Each record must be reproduced exactly as it is shown.

Stored items
_ _ _

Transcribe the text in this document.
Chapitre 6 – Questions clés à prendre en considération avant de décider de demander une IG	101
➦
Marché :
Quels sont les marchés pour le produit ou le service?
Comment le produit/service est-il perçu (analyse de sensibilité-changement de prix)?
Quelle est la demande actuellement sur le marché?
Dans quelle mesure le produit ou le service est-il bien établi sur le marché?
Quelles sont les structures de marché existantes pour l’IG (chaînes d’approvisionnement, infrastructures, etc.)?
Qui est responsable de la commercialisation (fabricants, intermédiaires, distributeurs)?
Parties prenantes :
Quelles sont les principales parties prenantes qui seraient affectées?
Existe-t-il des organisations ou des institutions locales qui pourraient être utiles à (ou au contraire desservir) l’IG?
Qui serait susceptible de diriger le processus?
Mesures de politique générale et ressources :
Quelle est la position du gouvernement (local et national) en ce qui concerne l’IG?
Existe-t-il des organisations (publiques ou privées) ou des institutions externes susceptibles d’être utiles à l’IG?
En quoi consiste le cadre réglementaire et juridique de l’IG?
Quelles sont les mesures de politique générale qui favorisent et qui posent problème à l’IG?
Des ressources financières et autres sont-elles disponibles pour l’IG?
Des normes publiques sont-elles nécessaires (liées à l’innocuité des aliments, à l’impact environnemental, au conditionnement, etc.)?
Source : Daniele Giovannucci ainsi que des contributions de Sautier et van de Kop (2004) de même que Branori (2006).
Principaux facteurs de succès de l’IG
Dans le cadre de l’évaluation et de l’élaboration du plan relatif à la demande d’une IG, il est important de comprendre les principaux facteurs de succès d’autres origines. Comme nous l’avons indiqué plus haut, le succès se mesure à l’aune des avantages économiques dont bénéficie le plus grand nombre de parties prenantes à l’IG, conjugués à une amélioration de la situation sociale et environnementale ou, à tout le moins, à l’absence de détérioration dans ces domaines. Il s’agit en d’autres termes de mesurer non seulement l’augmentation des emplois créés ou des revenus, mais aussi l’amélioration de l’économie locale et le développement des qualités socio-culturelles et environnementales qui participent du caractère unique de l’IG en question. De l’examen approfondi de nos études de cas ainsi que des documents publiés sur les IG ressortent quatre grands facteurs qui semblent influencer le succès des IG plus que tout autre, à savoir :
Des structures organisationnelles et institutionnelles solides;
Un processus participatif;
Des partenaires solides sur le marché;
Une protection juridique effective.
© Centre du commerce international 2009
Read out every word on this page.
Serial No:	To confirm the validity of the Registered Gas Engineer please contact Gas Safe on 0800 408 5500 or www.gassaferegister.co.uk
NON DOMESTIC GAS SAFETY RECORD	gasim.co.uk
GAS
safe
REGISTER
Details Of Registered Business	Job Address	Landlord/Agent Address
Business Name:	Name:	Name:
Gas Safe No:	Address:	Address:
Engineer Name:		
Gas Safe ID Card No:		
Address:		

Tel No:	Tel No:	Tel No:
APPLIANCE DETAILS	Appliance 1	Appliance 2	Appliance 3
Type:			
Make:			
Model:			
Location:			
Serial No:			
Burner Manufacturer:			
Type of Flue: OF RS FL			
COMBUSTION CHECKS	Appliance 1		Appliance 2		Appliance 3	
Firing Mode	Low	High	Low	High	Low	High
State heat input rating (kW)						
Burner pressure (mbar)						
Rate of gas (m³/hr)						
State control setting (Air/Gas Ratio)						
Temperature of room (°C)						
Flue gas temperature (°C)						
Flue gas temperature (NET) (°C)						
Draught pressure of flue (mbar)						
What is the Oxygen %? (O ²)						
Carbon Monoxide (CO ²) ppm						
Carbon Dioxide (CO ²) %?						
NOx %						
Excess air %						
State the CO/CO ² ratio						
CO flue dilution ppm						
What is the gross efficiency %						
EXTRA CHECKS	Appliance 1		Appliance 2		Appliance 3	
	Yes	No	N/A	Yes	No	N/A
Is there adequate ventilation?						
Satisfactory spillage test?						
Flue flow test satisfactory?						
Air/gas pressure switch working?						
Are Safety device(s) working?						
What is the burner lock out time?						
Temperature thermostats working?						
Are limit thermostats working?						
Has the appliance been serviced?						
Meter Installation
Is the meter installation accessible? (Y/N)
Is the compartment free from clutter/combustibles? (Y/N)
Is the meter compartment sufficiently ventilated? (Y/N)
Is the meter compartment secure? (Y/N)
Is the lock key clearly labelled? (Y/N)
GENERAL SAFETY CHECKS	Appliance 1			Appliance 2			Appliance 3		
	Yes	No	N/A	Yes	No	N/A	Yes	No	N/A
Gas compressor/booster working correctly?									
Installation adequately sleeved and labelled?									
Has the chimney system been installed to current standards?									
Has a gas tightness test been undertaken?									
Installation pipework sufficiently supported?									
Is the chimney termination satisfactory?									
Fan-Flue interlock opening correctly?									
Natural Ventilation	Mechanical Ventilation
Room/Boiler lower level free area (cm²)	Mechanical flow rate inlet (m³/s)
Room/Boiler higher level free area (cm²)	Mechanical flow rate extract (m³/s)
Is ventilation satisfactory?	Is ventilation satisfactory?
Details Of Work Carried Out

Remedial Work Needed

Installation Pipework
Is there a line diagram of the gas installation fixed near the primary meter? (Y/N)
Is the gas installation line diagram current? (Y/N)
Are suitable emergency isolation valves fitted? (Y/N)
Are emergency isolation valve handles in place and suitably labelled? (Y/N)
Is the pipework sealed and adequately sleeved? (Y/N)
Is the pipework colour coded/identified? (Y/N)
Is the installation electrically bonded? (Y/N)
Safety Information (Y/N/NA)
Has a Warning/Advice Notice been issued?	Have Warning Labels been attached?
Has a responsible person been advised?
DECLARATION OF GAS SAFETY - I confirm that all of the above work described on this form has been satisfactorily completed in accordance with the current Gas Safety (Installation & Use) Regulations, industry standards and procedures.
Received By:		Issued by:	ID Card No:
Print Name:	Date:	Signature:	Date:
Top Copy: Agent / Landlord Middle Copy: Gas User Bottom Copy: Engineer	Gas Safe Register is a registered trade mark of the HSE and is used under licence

_ _ _

Expected answer:
Transcribe the text in this document.
Chapitre 6 – Questions clés à prendre en considération avant de décider de demander une IG	101
➦
Marché :
Quels sont les marchés pour le produit ou le service?
Comment le produit/service est-il perçu (analyse de sensibilité-changement de prix)?
Quelle est la demande actuellement sur le marché?
Dans quelle mesure le produit ou le service est-il bien établi sur le marché?
Quelles sont les structures de marché existantes pour l’IG (chaînes d’approvisionnement, infrastructures, etc.)?
Qui est responsable de la commercialisation (fabricants, intermédiaires, distributeurs)?
Parties prenantes :
Quelles sont les principales parties prenantes qui seraient affectées?
Existe-t-il des organisations ou des institutions locales qui pourraient être utiles à (ou au contraire desservir) l’IG?
Qui serait susceptible de diriger le processus?
Mesures de politique générale et ressources :
Quelle est la position du gouvernement (local et national) en ce qui concerne l’IG?
Existe-t-il des organisations (publiques ou privées) ou des institutions externes susceptibles d’être utiles à l’IG?
En quoi consiste le cadre réglementaire et juridique de l’IG?
Quelles sont les mesures de politique générale qui favorisent et qui posent problème à l’IG?
Des ressources financières et autres sont-elles disponibles pour l’IG?
Des normes publiques sont-elles nécessaires (liées à l’innocuité des aliments, à l’impact environnemental, au conditionnement, etc.)?
Source : Daniele Giovannucci ainsi que des contributions de Sautier et van de Kop (2004) de même que Branori (2006).
Principaux facteurs de succès de l’IG
Dans le cadre de l’évaluation et de l’élaboration du plan relatif à la demande d’une IG, il est important de comprendre les principaux facteurs de succès d’autres origines. Comme nous l’avons indiqué plus haut, le succès se mesure à l’aune des avantages économiques dont bénéficie le plus grand nombre de parties prenantes à l’IG, conjugués à une amélioration de la situation sociale et environnementale ou, à tout le moins, à l’absence de détérioration dans ces domaines. Il s’agit en d’autres termes de mesurer non seulement l’augmentation des emplois créés ou des revenus, mais aussi l’amélioration de l’économie locale et le développement des qualités socio-culturelles et environnementales qui participent du caractère unique de l’IG en question. De l’examen approfondi de nos études de cas ainsi que des documents publiés sur les IG ressortent quatre grands facteurs qui semblent influencer le succès des IG plus que tout autre, à savoir :
Des structures organisationnelles et institutionnelles solides;
Un processus participatif;
Des partenaires solides sur le marché;
Une protection juridique effective.
© Centre du commerce international 2009
Read out every word on this page.
Serial No:	To confirm the validity of the Registered Gas Engineer please contact Gas Safe on 0800 408 5500 or www.gassaferegister.co.uk
NON DOMESTIC GAS SAFETY RECORD	gasim.co.uk
GAS
safe
REGISTER
Details Of Registered Business	Job Address	Landlord/Agent Address
Business Name:	Name:	Name:
Gas Safe No:	Address:	Address:
Engineer Name:		
Gas Safe ID Card No:		
Address:		

Tel No:	Tel No:	Tel No:
APPLIANCE DETAILS	Appliance 1	Appliance 2	Appliance 3
Type:			
Make:			
Model:			
Location:			
Serial No:			
Burner Manufacturer:			
Type of Flue: OF RS FL			
COMBUSTION CHECKS	Appliance 1		Appliance 2		Appliance 3	
Firing Mode	Low	High	Low	High	Low	High
State heat input rating (kW)						
Burner pressure (mbar)						
Rate of gas (m³/hr)						
State control setting (Air/Gas Ratio)						
Temperature of room (°C)						
Flue gas temperature (°C)						
Flue gas temperature (NET) (°C)						
Draught pressure of flue (mbar)						
What is the Oxygen %? (O ²)						
Carbon Monoxide (CO ²) ppm						
Carbon Dioxide (CO ²) %?						
NOx %						
Excess air %						
State the CO/CO ² ratio						
CO flue dilution ppm						
What is the gross efficiency %						
EXTRA CHECKS	Appliance 1		Appliance 2		Appliance 3	
	Yes	No	N/A	Yes	No	N/A
Is there adequate ventilation?						
Satisfactory spillage test?						
Flue flow test satisfactory?						
Air/gas pressure switch working?						
Are Safety device(s) working?						
What is the burner lock out time?						
Temperature thermostats working?						
Are limit thermostats working?						
Has the appliance been serviced?						
Meter Installation
Is the meter installation accessible? (Y/N)
Is the compartment free from clutter/combustibles? (Y/N)
Is the meter compartment sufficiently ventilated? (Y/N)
Is the meter compartment secure? (Y/N)
Is the lock key clearly labelled? (Y/N)
GENERAL SAFETY CHECKS	Appliance 1			Appliance 2			Appliance 3		
	Yes	No	N/A	Yes	No	N/A	Yes	No	N/A
Gas compressor/booster working correctly?									
Installation adequately sleeved and labelled?									
Has the chimney system been installed to current standards?									
Has a gas tightness test been undertaken?									
Installation pipework sufficiently supported?									
Is the chimney termination satisfactory?									
Fan-Flue interlock opening correctly?									
Natural Ventilation	Mechanical Ventilation
Room/Boiler lower level free area (cm²)	Mechanical flow rate inlet (m³/s)
Room/Boiler higher level free area (cm²)	Mechanical flow rate extract (m³/s)
Is ventilation satisfactory?	Is ventilation satisfactory?
Details Of Work Carried Out

Remedial Work Needed

Installation Pipework
Is there a line diagram of the gas installation fixed near the primary meter? (Y/N)
Is the gas installation line diagram current? (Y/N)
Are suitable emergency isolation valves fitted? (Y/N)
Are emergency isolation valve handles in place and suitably labelled? (Y/N)
Is the pipework sealed and adequately sleeved? (Y/N)
Is the pipework colour coded/identified? (Y/N)
Is the installation electrically bonded? (Y/N)
Safety Information (Y/N/NA)
Has a Warning/Advice Notice been issued?	Have Warning Labels been attached?
Has a responsible person been advised?
DECLARATION OF GAS SAFETY - I confirm that all of the above work described on this form has been satisfactorily completed in accordance with the current Gas Safety (Installation & Use) Regulations, industry standards and procedures.
Received By:		Issued by:	ID Card No:
Print Name:	Date:	Signature:	Date:
Top Copy: Agent / Landlord Middle Copy: Gas User Bottom Copy: Engineer	Gas Safe Register is a registered trade mark of the HSE and is used under licence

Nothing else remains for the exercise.